PROVIDED DATA:
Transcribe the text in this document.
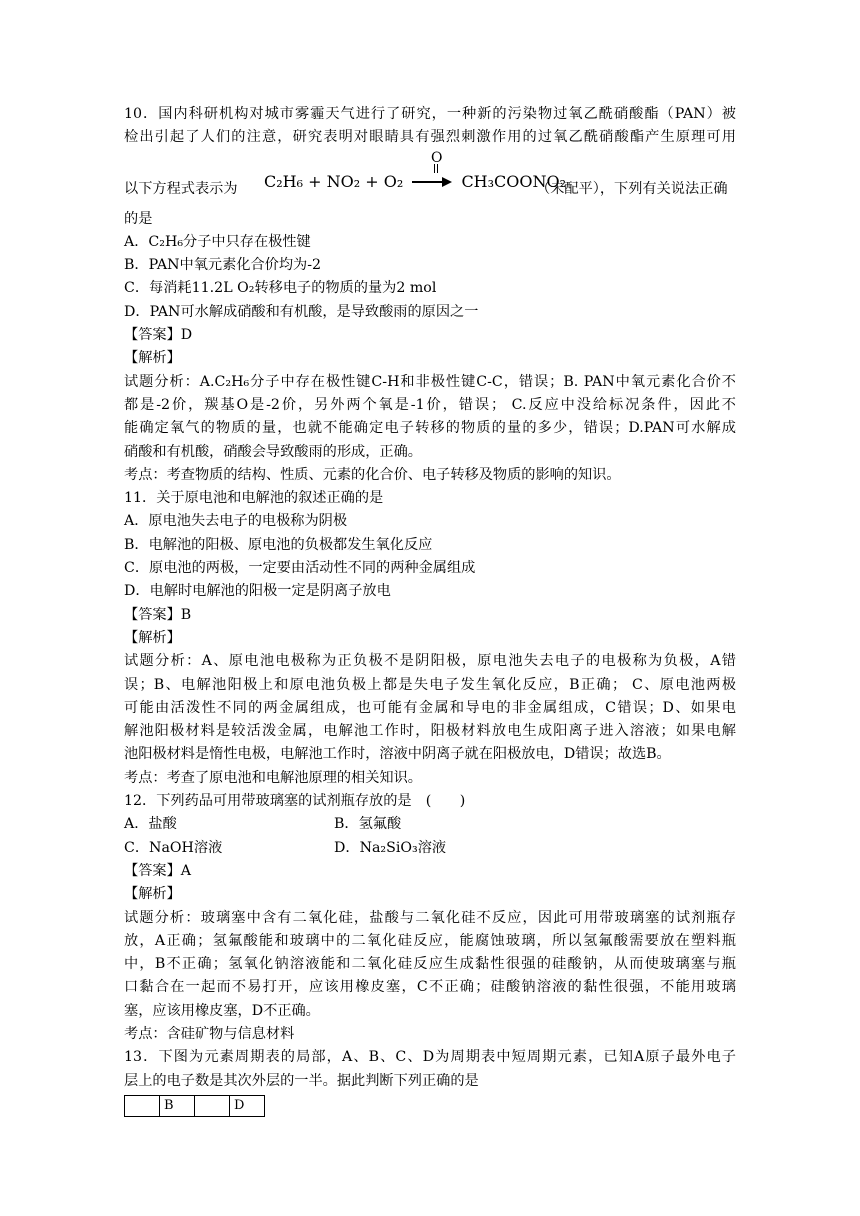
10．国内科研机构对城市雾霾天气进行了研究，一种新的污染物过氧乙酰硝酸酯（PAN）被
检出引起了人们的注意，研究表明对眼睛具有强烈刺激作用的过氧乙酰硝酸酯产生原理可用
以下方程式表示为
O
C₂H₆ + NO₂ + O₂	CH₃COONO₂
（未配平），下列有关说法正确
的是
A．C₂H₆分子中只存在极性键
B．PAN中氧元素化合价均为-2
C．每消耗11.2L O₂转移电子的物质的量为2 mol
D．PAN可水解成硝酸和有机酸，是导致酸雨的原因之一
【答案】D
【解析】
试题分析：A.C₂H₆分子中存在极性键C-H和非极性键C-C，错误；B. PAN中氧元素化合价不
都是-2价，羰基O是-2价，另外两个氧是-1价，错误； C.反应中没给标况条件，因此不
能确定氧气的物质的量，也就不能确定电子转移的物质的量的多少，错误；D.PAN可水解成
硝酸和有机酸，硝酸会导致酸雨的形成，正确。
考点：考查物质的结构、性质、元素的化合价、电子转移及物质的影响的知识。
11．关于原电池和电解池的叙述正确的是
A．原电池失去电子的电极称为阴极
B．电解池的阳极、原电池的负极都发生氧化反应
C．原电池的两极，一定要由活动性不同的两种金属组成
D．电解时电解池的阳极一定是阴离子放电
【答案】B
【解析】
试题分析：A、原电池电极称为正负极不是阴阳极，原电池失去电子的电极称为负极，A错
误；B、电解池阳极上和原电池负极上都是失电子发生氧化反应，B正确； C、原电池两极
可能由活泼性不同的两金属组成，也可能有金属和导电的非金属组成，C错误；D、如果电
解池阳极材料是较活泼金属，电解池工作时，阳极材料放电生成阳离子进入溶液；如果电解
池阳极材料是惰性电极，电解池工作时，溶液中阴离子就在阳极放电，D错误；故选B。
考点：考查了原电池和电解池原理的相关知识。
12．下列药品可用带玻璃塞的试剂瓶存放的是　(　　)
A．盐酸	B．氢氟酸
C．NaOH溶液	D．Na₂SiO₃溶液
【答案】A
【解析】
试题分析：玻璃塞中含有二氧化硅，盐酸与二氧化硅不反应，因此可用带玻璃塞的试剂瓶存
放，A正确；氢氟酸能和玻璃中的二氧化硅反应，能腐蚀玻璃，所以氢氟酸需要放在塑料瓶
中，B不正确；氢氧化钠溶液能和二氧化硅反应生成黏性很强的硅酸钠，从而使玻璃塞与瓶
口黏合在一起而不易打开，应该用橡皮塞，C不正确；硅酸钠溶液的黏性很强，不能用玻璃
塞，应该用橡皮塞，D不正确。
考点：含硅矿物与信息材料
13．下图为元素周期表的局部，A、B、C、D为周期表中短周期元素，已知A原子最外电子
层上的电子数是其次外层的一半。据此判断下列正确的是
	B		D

THE EXERCISE:
Leave out the pictures and transcribe everything else exactly.

RESULT OF THE EXERCISE:
Transcribe the text in this document.
10．国内科研机构对城市雾霾天气进行了研究，一种新的污染物过氧乙酰硝酸酯（PAN）被
检出引起了人们的注意，研究表明对眼睛具有强烈刺激作用的过氧乙酰硝酸酯产生原理可用
以下方程式表示为
O
C₂H₆ + NO₂ + O₂	CH₃COONO₂
（未配平），下列有关说法正确
的是
A．C₂H₆分子中只存在极性键
B．PAN中氧元素化合价均为-2
C．每消耗11.2L O₂转移电子的物质的量为2 mol
D．PAN可水解成硝酸和有机酸，是导致酸雨的原因之一
【答案】D
【解析】
试题分析：A.C₂H₆分子中存在极性键C-H和非极性键C-C，错误；B. PAN中氧元素化合价不
都是-2价，羰基O是-2价，另外两个氧是-1价，错误； C.反应中没给标况条件，因此不
能确定氧气的物质的量，也就不能确定电子转移的物质的量的多少，错误；D.PAN可水解成
硝酸和有机酸，硝酸会导致酸雨的形成，正确。
考点：考查物质的结构、性质、元素的化合价、电子转移及物质的影响的知识。
11．关于原电池和电解池的叙述正确的是
A．原电池失去电子的电极称为阴极
B．电解池的阳极、原电池的负极都发生氧化反应
C．原电池的两极，一定要由活动性不同的两种金属组成
D．电解时电解池的阳极一定是阴离子放电
【答案】B
【解析】
试题分析：A、原电池电极称为正负极不是阴阳极，原电池失去电子的电极称为负极，A错
误；B、电解池阳极上和原电池负极上都是失电子发生氧化反应，B正确； C、原电池两极
可能由活泼性不同的两金属组成，也可能有金属和导电的非金属组成，C错误；D、如果电
解池阳极材料是较活泼金属，电解池工作时，阳极材料放电生成阳离子进入溶液；如果电解
池阳极材料是惰性电极，电解池工作时，溶液中阴离子就在阳极放电，D错误；故选B。
考点：考查了原电池和电解池原理的相关知识。
12．下列药品可用带玻璃塞的试剂瓶存放的是　(　　)
A．盐酸	B．氢氟酸
C．NaOH溶液	D．Na₂SiO₃溶液
【答案】A
【解析】
试题分析：玻璃塞中含有二氧化硅，盐酸与二氧化硅不反应，因此可用带玻璃塞的试剂瓶存
放，A正确；氢氟酸能和玻璃中的二氧化硅反应，能腐蚀玻璃，所以氢氟酸需要放在塑料瓶
中，B不正确；氢氧化钠溶液能和二氧化硅反应生成黏性很强的硅酸钠，从而使玻璃塞与瓶
口黏合在一起而不易打开，应该用橡皮塞，C不正确；硅酸钠溶液的黏性很强，不能用玻璃
塞，应该用橡皮塞，D不正确。
考点：含硅矿物与信息材料
13．下图为元素周期表的局部，A、B、C、D为周期表中短周期元素，已知A原子最外电子
层上的电子数是其次外层的一半。据此判断下列正确的是
	B		D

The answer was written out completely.